======== Entries shown
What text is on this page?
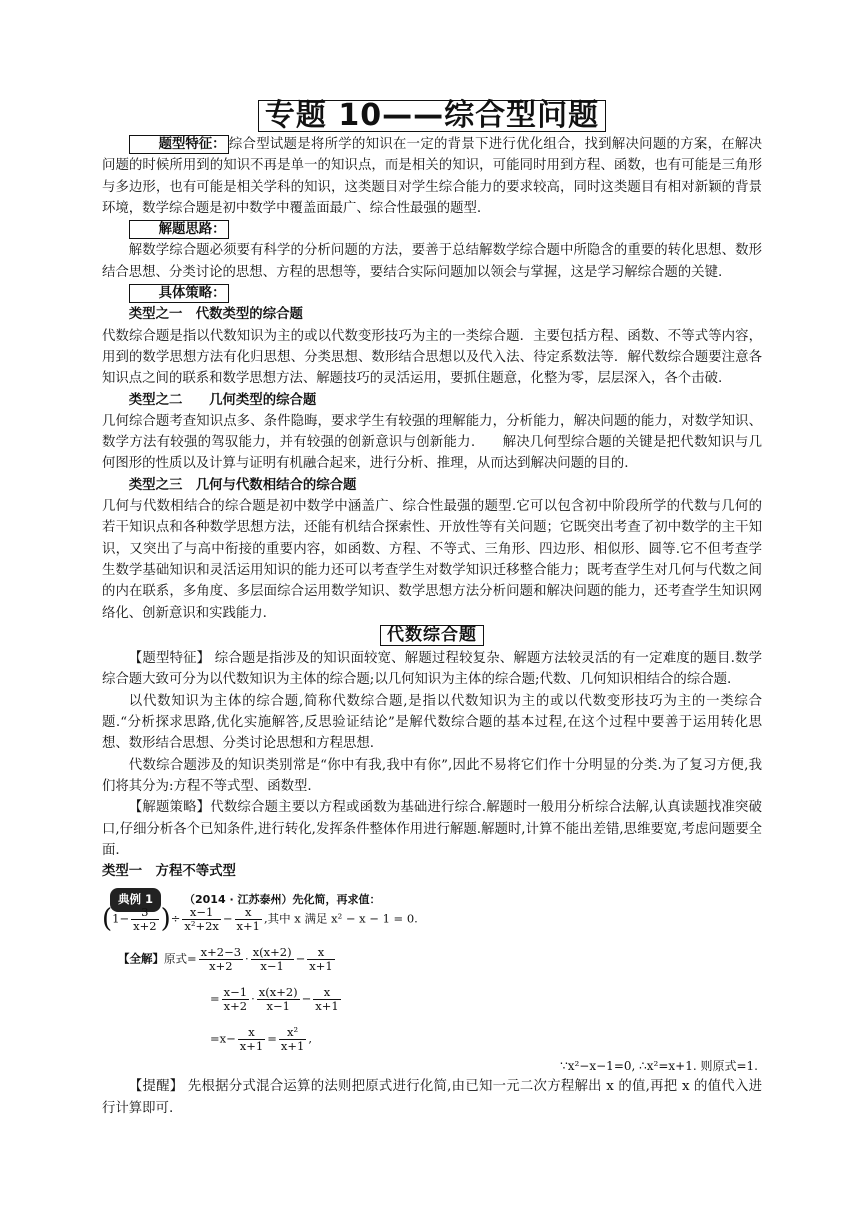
专题 10——综合型问题

题型特征： 综合型试题是将所学的知识在一定的背景下进行优化组合，找到解决问题的方案，在解决问题的时候所用到的知识不再是单一的知识点，而是相关的知识，可能同时用到方程、函数，也有可能是三角形与多边形，也有可能是相关学科的知识，这类题目对学生综合能力的要求较高，同时这类题目有相对新颖的背景环境，数学综合题是初中数学中覆盖面最广、综合性最强的题型.

解题思路：

解数学综合题必须要有科学的分析问题的方法，要善于总结解数学综合题中所隐含的重要的转化思想、数形结合思想、分类讨论的思想、方程的思想等，要结合实际问题加以领会与掌握，这是学习解综合题的关键.

具体策略：

类型之一　代数类型的综合题

代数综合题是指以代数知识为主的或以代数变形技巧为主的一类综合题．主要包括方程、函数、不等式等内容，用到的数学思想方法有化归思想、分类思想、数形结合思想以及代入法、待定系数法等．解代数综合题要注意各知识点之间的联系和数学思想方法、解题技巧的灵活运用，要抓住题意，化整为零，层层深入，各个击破.

类型之二　　几何类型的综合题

几何综合题考查知识点多、条件隐晦，要求学生有较强的理解能力，分析能力，解决问题的能力，对数学知识、数学方法有较强的驾驭能力，并有较强的创新意识与创新能力.　　解决几何型综合题的关键是把代数知识与几何图形的性质以及计算与证明有机融合起来，进行分析、推理，从而达到解决问题的目的.

类型之三　几何与代数相结合的综合题

几何与代数相结合的综合题是初中数学中涵盖广、综合性最强的题型.它可以包含初中阶段所学的代数与几何的若干知识点和各种数学思想方法，还能有机结合探索性、开放性等有关问题；它既突出考查了初中数学的主干知识，又突出了与高中衔接的重要内容，如函数、方程、不等式、三角形、四边形、相似形、圆等.它不但考查学生数学基础知识和灵活运用知识的能力还可以考查学生对数学知识迁移整合能力；既考查学生对几何与代数之间的内在联系，多角度、多层面综合运用数学知识、数学思想方法分析问题和解决问题的能力，还考查学生知识网络化、创新意识和实践能力.

代数综合题

【题型特征】 综合题是指涉及的知识面较宽、解题过程较复杂、解题方法较灵活的有一定难度的题目.数学综合题大致可分为以代数知识为主体的综合题;以几何知识为主体的综合题;代数、几何知识相结合的综合题.

以代数知识为主体的综合题,简称代数综合题,是指以代数知识为主的或以代数变形技巧为主的一类综合题.“分析探求思路,优化实施解答,反思验证结论”是解代数综合题的基本过程,在这个过程中要善于运用转化思想、数形结合思想、分类讨论思想和方程思想.

代数综合题涉及的知识类别常是“你中有我,我中有你”,因此不易将它们作十分明显的分类.为了复习方便,我们将其分为:方程不等式型、函数型.

【解题策略】代数综合题主要以方程或函数为基础进行综合.解题时一般用分析综合法解,认真读题找准突破口,仔细分析各个已知条件,进行转化,发挥条件整体作用进行解题.解题时,计算不能出差错,思维要宽,考虑问题要全面.

类型一　方程不等式型

典例 1	（2014 · 江苏泰州）先化简，再求值：
($1- \frac{3}{x+2}$ )÷ $\frac{x-1}{\text{x²+2x}} - \frac{x}{x+1}$ ,其中 x 满足 x² − x − 1 = 0.
【全解】原式= $\frac{x+2-3}{x+2} \cdot \frac{x(x+2)}{x-1} - \frac{x}{x+1}$
= $\frac{x-1}{x+2} \cdot \frac{x(x+2)}{x-1} - \frac{x}{x+1}$
$=x- \frac{x}{x+1} = \frac{\text{x²}}{x+1}$ ,
∵x²−x−1=0, ∴x²=x+1. 则原式=1.

【提醒】 先根据分式混合运算的法则把原式进行化简,由已知一元二次方程解出 x 的值,再把 x 的值代入进行计算即可.
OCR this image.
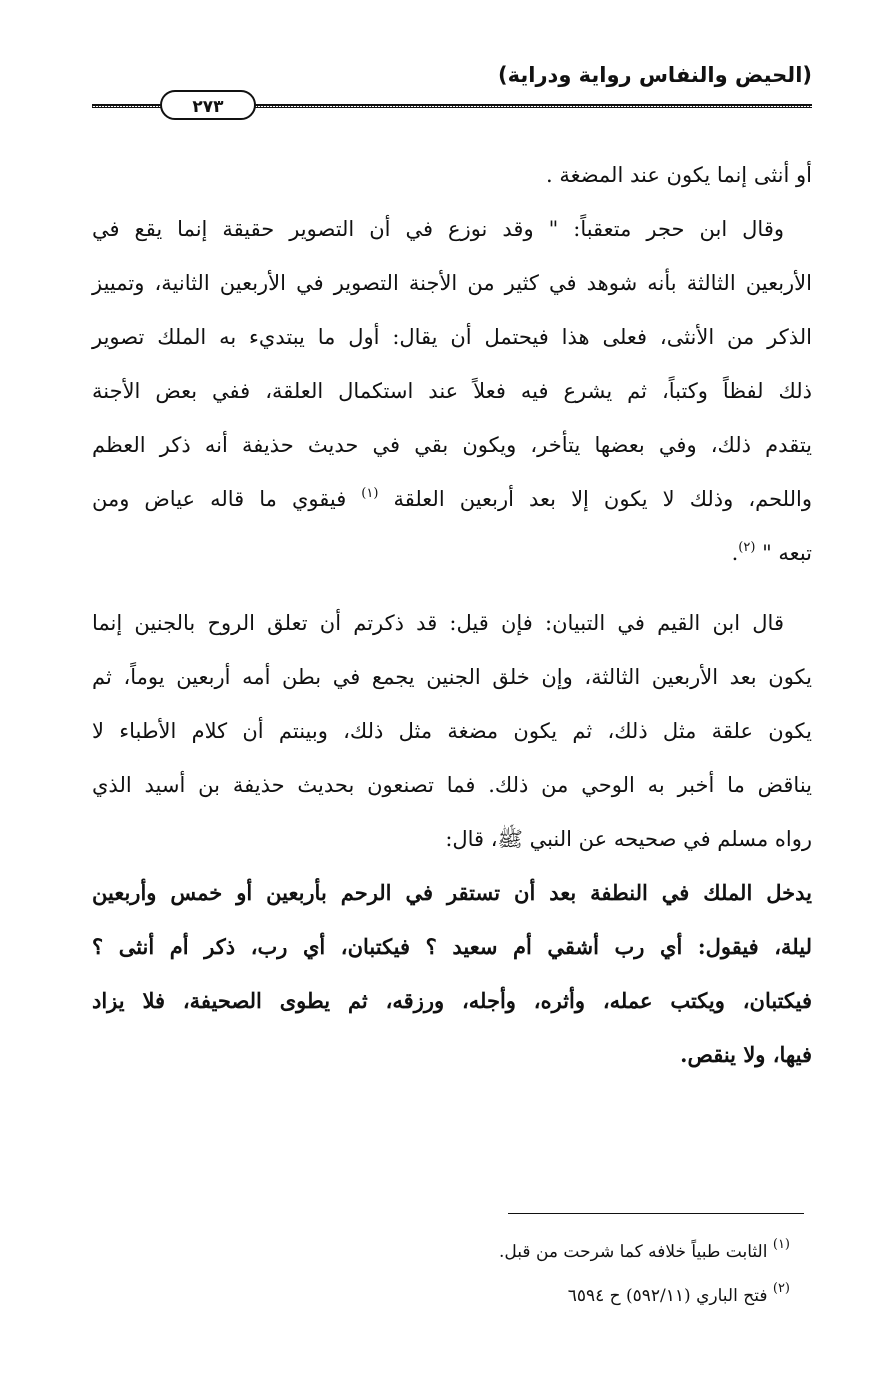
(الحيض والنفاس رواية ودراية)
٢٧٣
أو أنثى إنما يكون عند المضغة .
وقال ابن حجر متعقباً: " وقد نوزع في أن التصوير حقيقة إنما يقع في
الأربعين الثالثة بأنه شوهد في كثير من الأجنة التصوير في الأربعين الثانية، وتمييز
الذكر من الأنثى، فعلى هذا فيحتمل أن يقال: أول ما يبتديء به الملك تصوير
ذلك لفظاً وكتباً، ثم يشرع فيه فعلاً عند استكمال العلقة، ففي بعض الأجنة
يتقدم ذلك، وفي بعضها يتأخر، ويكون بقي في حديث حذيفة أنه ذكر العظم
واللحم، وذلك لا يكون إلا بعد أربعين العلقة $^{(١)}$ فيقوي ما قاله عياض ومن
تبعه " $^{(٢)}$.
قال ابن القيم في التبيان: فإن قيل: قد ذكرتم أن تعلق الروح بالجنين إنما
يكون بعد الأربعين الثالثة، وإن خلق الجنين يجمع في بطن أمه أربعين يوماً، ثم
يكون علقة مثل ذلك، ثم يكون مضغة مثل ذلك، وبينتم أن كلام الأطباء لا
يناقض ما أخبر به الوحي من ذلك. فما تصنعون بحديث حذيفة بن أسيد الذي
رواه مسلم في صحيحه عن النبي ﷺ، قال:
يدخل الملك في النطفة بعد أن تستقر في الرحم بأربعين أو خمس وأربعين
ليلة، فيقول: أي رب أشقي أم سعيد ؟ فيكتبان، أي رب، ذكر أم أنثى ؟
فيكتبان، ويكتب عمله، وأثره، وأجله، ورزقه، ثم يطوى الصحيفة، فلا يزاد
فيها، ولا ينقص.
$^{(١)}$ الثابت طبياً خلافه كما شرحت من قبل.
$^{(٢)}$ فتح الباري (٥٩٢/١١) ح ٦٥٩٤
================
**What is being asked**
Using the material above, copy every line in which the string "cdot" occurs.

**The response**
【全解】原式= $\frac{x+2-3}{x+2} \cdot \frac{x(x+2)}{x-1} - \frac{x}{x+1}$
= $\frac{x-1}{x+2} \cdot \frac{x(x+2)}{x-1} - \frac{x}{x+1}$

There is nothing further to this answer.